Short task: Repeat every line of the data exactly, but not the pictures.

Exercise materials:
....
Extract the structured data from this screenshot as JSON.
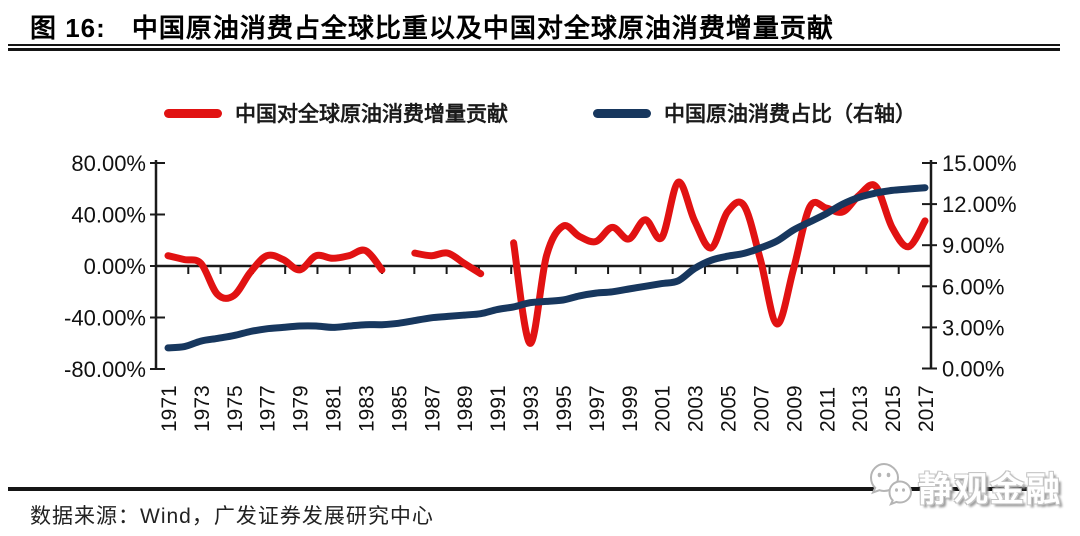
{
  "header": {
    "figure_label": "图 16:",
    "title": "中国原油消费占全球比重以及中国对全球原油消费增量贡献"
  },
  "legend": {
    "items": [
      {
        "label": "中国对全球原油消费增量贡献",
        "color": "#e11212"
      },
      {
        "label": "中国原油消费占比（右轴）",
        "color": "#17375e"
      }
    ]
  },
  "chart_data": {
    "type": "line",
    "title": "中国原油消费占全球比重以及中国对全球原油消费增量贡献",
    "x": [
      1971,
      1972,
      1973,
      1974,
      1975,
      1976,
      1977,
      1978,
      1979,
      1980,
      1981,
      1982,
      1983,
      1984,
      1985,
      1986,
      1987,
      1988,
      1989,
      1990,
      1991,
      1992,
      1993,
      1994,
      1995,
      1996,
      1997,
      1998,
      1999,
      2000,
      2001,
      2002,
      2003,
      2004,
      2005,
      2006,
      2007,
      2008,
      2009,
      2010,
      2011,
      2012,
      2013,
      2014,
      2015,
      2016,
      2017
    ],
    "series": [
      {
        "name": "中国对全球原油消费增量贡献",
        "axis": "left",
        "color": "#e11212",
        "values": [
          8,
          5,
          2,
          -22,
          -23,
          -5,
          8,
          5,
          -3,
          8,
          6,
          8,
          12,
          -3,
          null,
          10,
          8,
          10,
          2,
          -6,
          null,
          18,
          -60,
          8,
          31,
          23,
          19,
          30,
          21,
          36,
          22,
          65,
          35,
          14,
          42,
          47,
          5,
          -45,
          -3,
          46,
          45,
          42,
          55,
          62,
          30,
          15,
          35
        ]
      },
      {
        "name": "中国原油消费占比（右轴）",
        "axis": "right",
        "color": "#17375e",
        "values": [
          1.5,
          1.6,
          2.0,
          2.2,
          2.4,
          2.7,
          2.9,
          3.0,
          3.1,
          3.1,
          3.0,
          3.1,
          3.2,
          3.2,
          3.3,
          3.5,
          3.7,
          3.8,
          3.9,
          4.0,
          4.3,
          4.5,
          4.8,
          4.9,
          5.0,
          5.3,
          5.5,
          5.6,
          5.8,
          6.0,
          6.2,
          6.4,
          7.3,
          7.9,
          8.2,
          8.4,
          8.8,
          9.3,
          10.1,
          10.7,
          11.3,
          12.0,
          12.5,
          12.8,
          13.0,
          13.1,
          13.2
        ]
      }
    ],
    "left_axis": {
      "tick_labels": [
        "80.00%",
        "40.00%",
        "0.00%",
        "-40.00%",
        "-80.00%"
      ],
      "tick_values": [
        80,
        40,
        0,
        -40,
        -80
      ],
      "min": -80,
      "max": 80
    },
    "right_axis": {
      "tick_labels": [
        "15.00%",
        "12.00%",
        "9.00%",
        "6.00%",
        "3.00%",
        "0.00%"
      ],
      "tick_values": [
        15,
        12,
        9,
        6,
        3,
        0
      ],
      "min": 0,
      "max": 15
    },
    "x_tick_labels": [
      "1971",
      "1973",
      "1975",
      "1977",
      "1979",
      "1981",
      "1983",
      "1985",
      "1987",
      "1989",
      "1991",
      "1993",
      "1995",
      "1997",
      "1999",
      "2001",
      "2003",
      "2005",
      "2007",
      "2009",
      "2011",
      "2013",
      "2015",
      "2017"
    ],
    "grid": false,
    "legend_position": "top",
    "axis_color": "#1a1a1a"
  },
  "footer": {
    "source": "数据来源：Wind，广发证券发展研究中心",
    "watermark": "静观金融"
  }
}
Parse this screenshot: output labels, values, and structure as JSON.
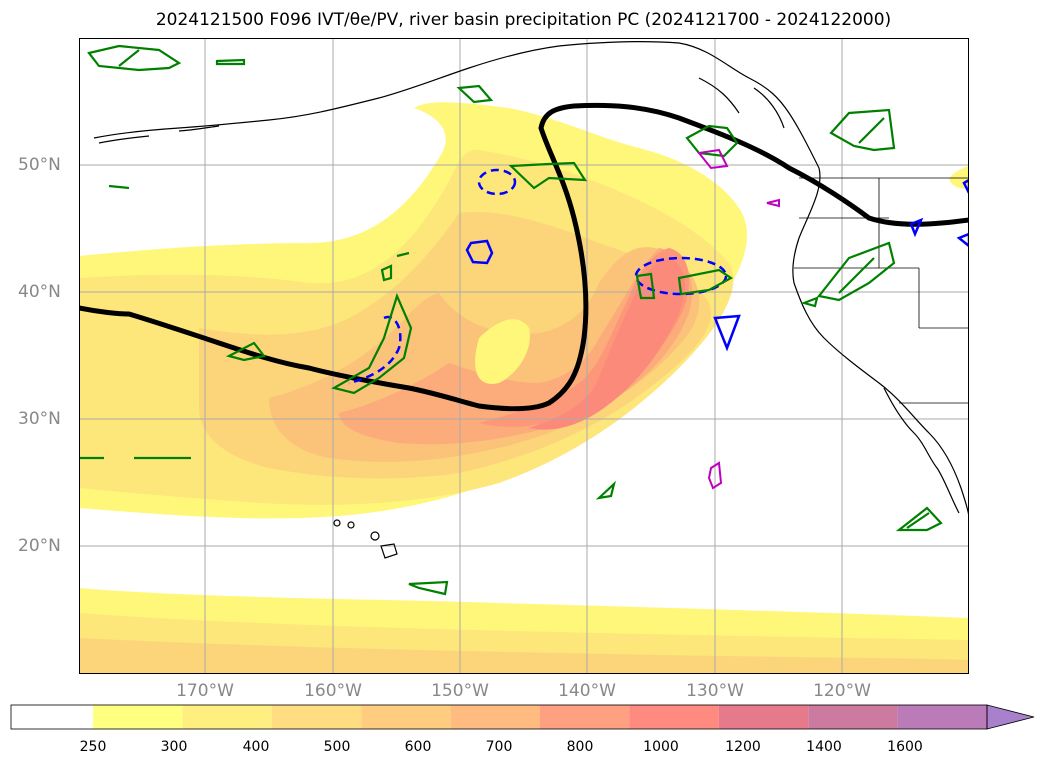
....
Exercise solution:
Extract the structured data from this screenshot as JSON.
{
  "header": {
    "figure_label": "图 16:",
    "title": "中国原油消费占全球比重以及中国对全球原油消费增量贡献"
  },
  "legend": {
    "items": [
      {
        "label": "中国对全球原油消费增量贡献",
        "color": "#e11212"
      },
      {
        "label": "中国原油消费占比（右轴）",
        "color": "#17375e"
      }
    ]
  },
  "chart_data": {
    "type": "line",
    "title": "中国原油消费占全球比重以及中国对全球原油消费增量贡献",
    "x": [
      1971,
      1972,
      1973,
      1974,
      1975,
      1976,
      1977,
      1978,
      1979,
      1980,
      1981,
      1982,
      1983,
      1984,
      1985,
      1986,
      1987,
      1988,
      1989,
      1990,
      1991,
      1992,
      1993,
      1994,
      1995,
      1996,
      1997,
      1998,
      1999,
      2000,
      2001,
      2002,
      2003,
      2004,
      2005,
      2006,
      2007,
      2008,
      2009,
      2010,
      2011,
      2012,
      2013,
      2014,
      2015,
      2016,
      2017
    ],
    "series": [
      {
        "name": "中国对全球原油消费增量贡献",
        "axis": "left",
        "color": "#e11212",
        "values": [
          8,
          5,
          2,
          -22,
          -23,
          -5,
          8,
          5,
          -3,
          8,
          6,
          8,
          12,
          -3,
          null,
          10,
          8,
          10,
          2,
          -6,
          null,
          18,
          -60,
          8,
          31,
          23,
          19,
          30,
          21,
          36,
          22,
          65,
          35,
          14,
          42,
          47,
          5,
          -45,
          -3,
          46,
          45,
          42,
          55,
          62,
          30,
          15,
          35
        ]
      },
      {
        "name": "中国原油消费占比（右轴）",
        "axis": "right",
        "color": "#17375e",
        "values": [
          1.5,
          1.6,
          2.0,
          2.2,
          2.4,
          2.7,
          2.9,
          3.0,
          3.1,
          3.1,
          3.0,
          3.1,
          3.2,
          3.2,
          3.3,
          3.5,
          3.7,
          3.8,
          3.9,
          4.0,
          4.3,
          4.5,
          4.8,
          4.9,
          5.0,
          5.3,
          5.5,
          5.6,
          5.8,
          6.0,
          6.2,
          6.4,
          7.3,
          7.9,
          8.2,
          8.4,
          8.8,
          9.3,
          10.1,
          10.7,
          11.3,
          12.0,
          12.5,
          12.8,
          13.0,
          13.1,
          13.2
        ]
      }
    ],
    "left_axis": {
      "tick_labels": [
        "80.00%",
        "40.00%",
        "0.00%",
        "-40.00%",
        "-80.00%"
      ],
      "tick_values": [
        80,
        40,
        0,
        -40,
        -80
      ],
      "min": -80,
      "max": 80
    },
    "right_axis": {
      "tick_labels": [
        "15.00%",
        "12.00%",
        "9.00%",
        "6.00%",
        "3.00%",
        "0.00%"
      ],
      "tick_values": [
        15,
        12,
        9,
        6,
        3,
        0
      ],
      "min": 0,
      "max": 15
    },
    "x_tick_labels": [
      "1971",
      "1973",
      "1975",
      "1977",
      "1979",
      "1981",
      "1983",
      "1985",
      "1987",
      "1989",
      "1991",
      "1993",
      "1995",
      "1997",
      "1999",
      "2001",
      "2003",
      "2005",
      "2007",
      "2009",
      "2011",
      "2013",
      "2015",
      "2017"
    ],
    "grid": false,
    "legend_position": "top",
    "axis_color": "#1a1a1a"
  },
  "footer": {
    "source": "数据来源：Wind，广发证券发展研究中心",
    "watermark": "静观金融"
  }
}
Parse this screenshot: output labels, values, and structure as JSON.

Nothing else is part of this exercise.